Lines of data

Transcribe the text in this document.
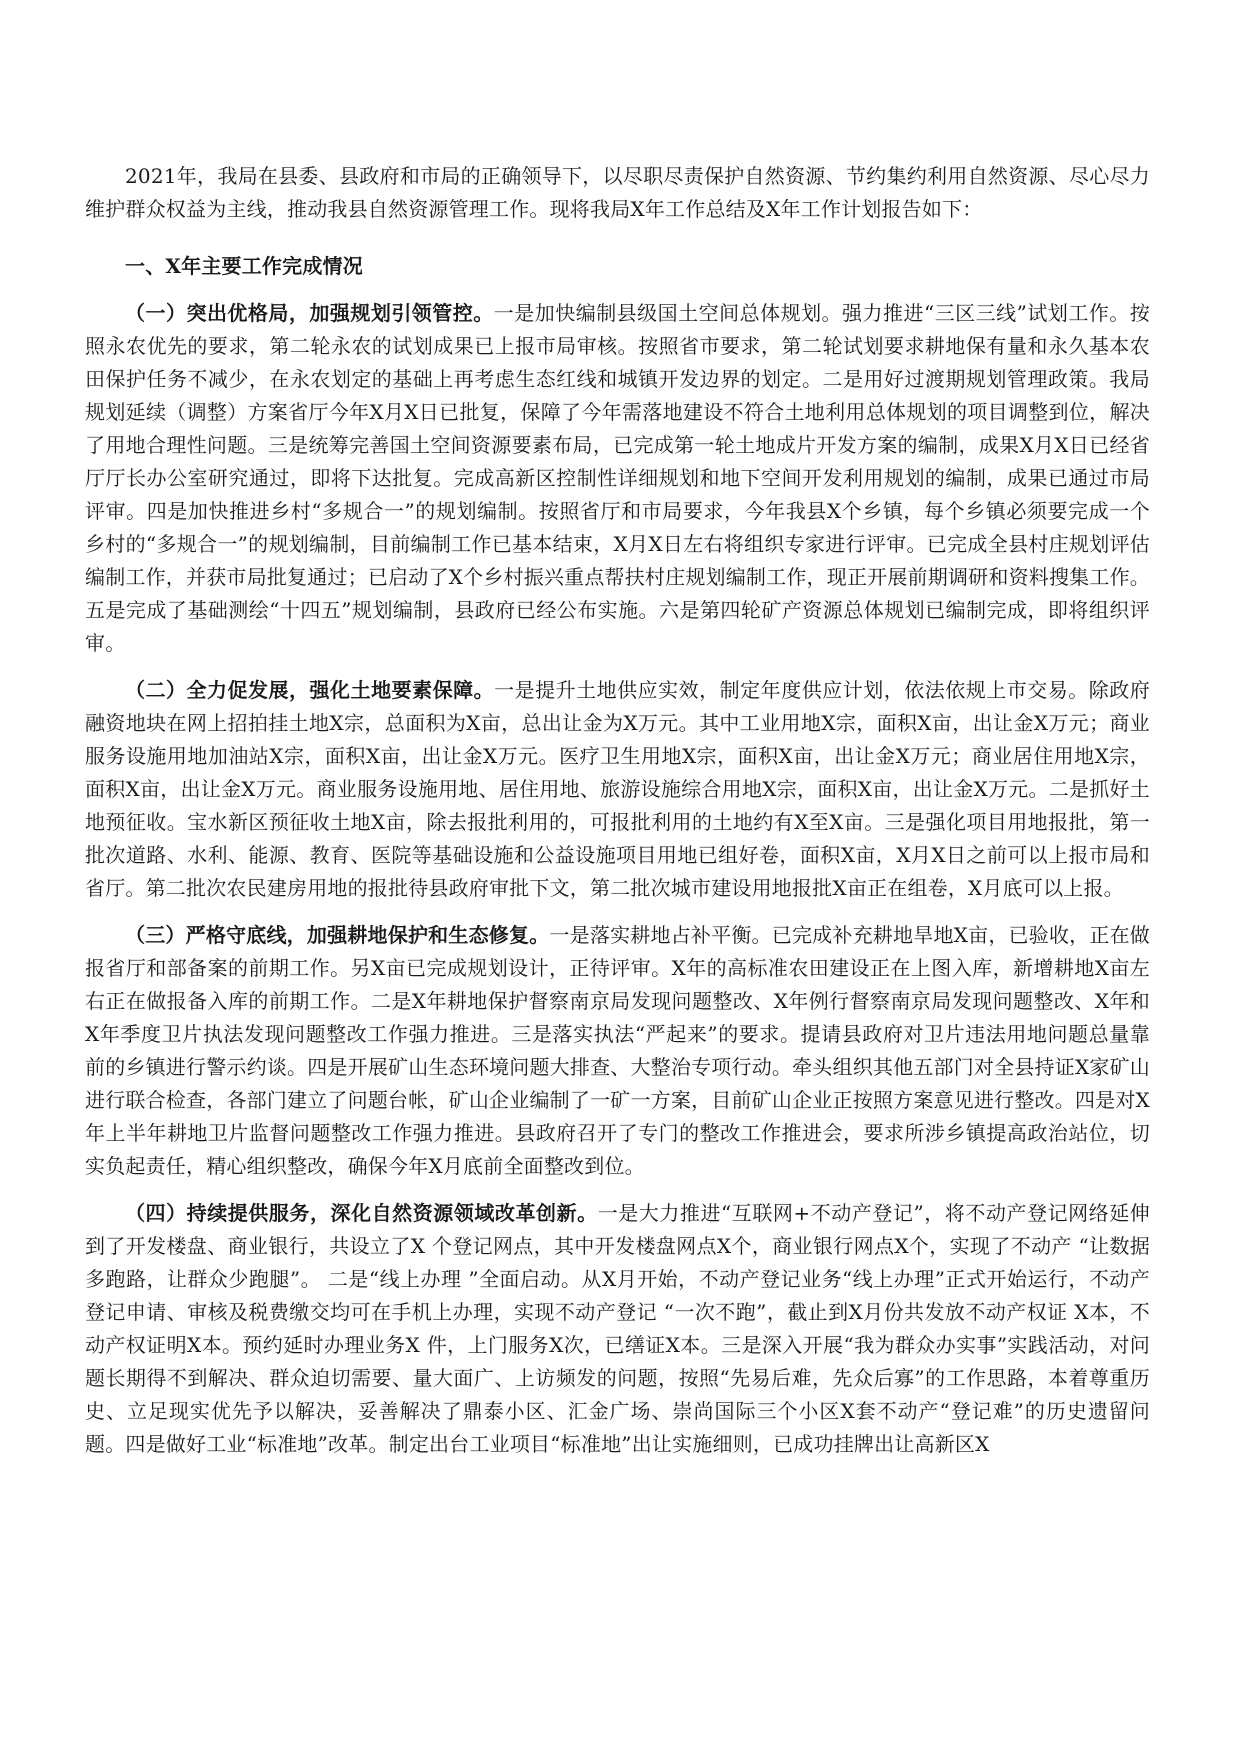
2021年，我局在县委、县政府和市局的正确领导下，以尽职尽责保护自然资源、节约集约利用自然资源、尽心尽力维护群众权益为主线，推动我县自然资源管理工作。现将我局X年工作总结及X年工作计划报告如下：

一、X年主要工作完成情况

（一）突出优格局，加强规划引领管控。一是加快编制县级国土空间总体规划。强力推进“三区三线”试划工作。按照永农优先的要求，第二轮永农的试划成果已上报市局审核。按照省市要求，第二轮试划要求耕地保有量和永久基本农田保护任务不减少，在永农划定的基础上再考虑生态红线和城镇开发边界的划定。二是用好过渡期规划管理政策。我局规划延续（调整）方案省厅今年X月X日已批复，保障了今年需落地建设不符合土地利用总体规划的项目调整到位，解决了用地合理性问题。三是统筹完善国土空间资源要素布局，已完成第一轮土地成片开发方案的编制，成果X月X日已经省厅厅长办公室研究通过，即将下达批复。完成高新区控制性详细规划和地下空间开发利用规划的编制，成果已通过市局评审。四是加快推进乡村“多规合一”的规划编制。按照省厅和市局要求，今年我县X个乡镇，每个乡镇必须要完成一个乡村的“多规合一”的规划编制，目前编制工作已基本结束，X月X日左右将组织专家进行评审。已完成全县村庄规划评估编制工作，并获市局批复通过；已启动了X个乡村振兴重点帮扶村庄规划编制工作，现正开展前期调研和资料搜集工作。五是完成了基础测绘“十四五”规划编制，县政府已经公布实施。六是第四轮矿产资源总体规划已编制完成，即将组织评审。

（二）全力促发展，强化土地要素保障。一是提升土地供应实效，制定年度供应计划，依法依规上市交易。除政府融资地块在网上招拍挂土地X宗，总面积为X亩，总出让金为X万元。其中工业用地X宗，面积X亩，出让金X万元；商业服务设施用地加油站X宗，面积X亩，出让金X万元。医疗卫生用地X宗，面积X亩，出让金X万元；商业居住用地X宗，面积X亩，出让金X万元。商业服务设施用地、居住用地、旅游设施综合用地X宗，面积X亩，出让金X万元。二是抓好土地预征收。宝水新区预征收土地X亩，除去报批利用的，可报批利用的土地约有X至X亩。三是强化项目用地报批，第一批次道路、水利、能源、教育、医院等基础设施和公益设施项目用地已组好卷，面积X亩，X月X日之前可以上报市局和省厅。第二批次农民建房用地的报批待县政府审批下文，第二批次城市建设用地报批X亩正在组卷，X月底可以上报。

（三）严格守底线，加强耕地保护和生态修复。一是落实耕地占补平衡。已完成补充耕地旱地X亩，已验收，正在做报省厅和部备案的前期工作。另X亩已完成规划设计，正待评审。X年的高标准农田建设正在上图入库，新增耕地X亩左右正在做报备入库的前期工作。二是X年耕地保护督察南京局发现问题整改、X年例行督察南京局发现问题整改、X年和X年季度卫片执法发现问题整改工作强力推进。三是落实执法“严起来”的要求。提请县政府对卫片违法用地问题总量靠前的乡镇进行警示约谈。四是开展矿山生态环境问题大排查、大整治专项行动。牵头组织其他五部门对全县持证X家矿山进行联合检查，各部门建立了问题台帐，矿山企业编制了一矿一方案，目前矿山企业正按照方案意见进行整改。四是对X年上半年耕地卫片监督问题整改工作强力推进。县政府召开了专门的整改工作推进会，要求所涉乡镇提高政治站位，切实负起责任，精心组织整改，确保今年X月底前全面整改到位。

（四）持续提供服务，深化自然资源领域改革创新。一是大力推进“互联网+不动产登记”，将不动产登记网络延伸到了开发楼盘、商业银行，共设立了X 个登记网点，其中开发楼盘网点X个，商业银行网点X个，实现了不动产 “让数据多跑路，让群众少跑腿”。 二是“线上办理 ”全面启动。从X月开始，不动产登记业务“线上办理”正式开始运行，不动产登记申请、审核及税费缴交均可在手机上办理，实现不动产登记 “一次不跑”，截止到X月份共发放不动产权证 X本，不动产权证明X本。预约延时办理业务X 件，上门服务X次，已缮证X本。三是深入开展“我为群众办实事”实践活动，对问题长期得不到解决、群众迫切需要、量大面广、上访频发的问题，按照“先易后难，先众后寡”的工作思路，本着尊重历史、立足现实优先予以解决，妥善解决了鼎泰小区、汇金广场、崇尚国际三个小区X套不动产“登记难”的历史遗留问题。四是做好工业“标准地”改革。制定出台工业项目“标准地”出让实施细则，已成功挂牌出让高新区X
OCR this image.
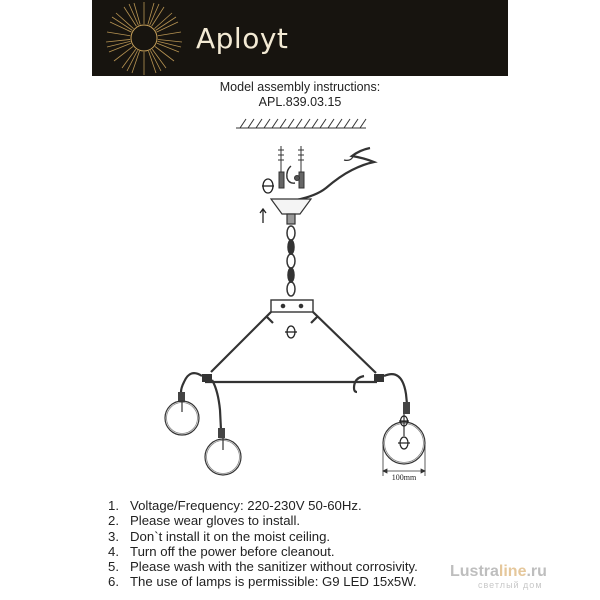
Aployt
Model assembly instructions:
APL.839.03.15
100mm
1. Voltage/Frequency: 220-230V 50-60Hz.
2. Please wear gloves to install.
3. Don`t install it on the moist ceiling.
4. Turn off the power before cleanout.
5. Please wash with the sanitizer without corrosivity.
6. The use of lamps is permissible: G9 LED 15x5W.
Lustraline.ru
светлый дом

■ **Exercise instructions**
Filter the records down to the lines that contain the string "install", and copy those lines.

■ **The response**
2. Please wear gloves to install.
3. Don`t install it on the moist ceiling.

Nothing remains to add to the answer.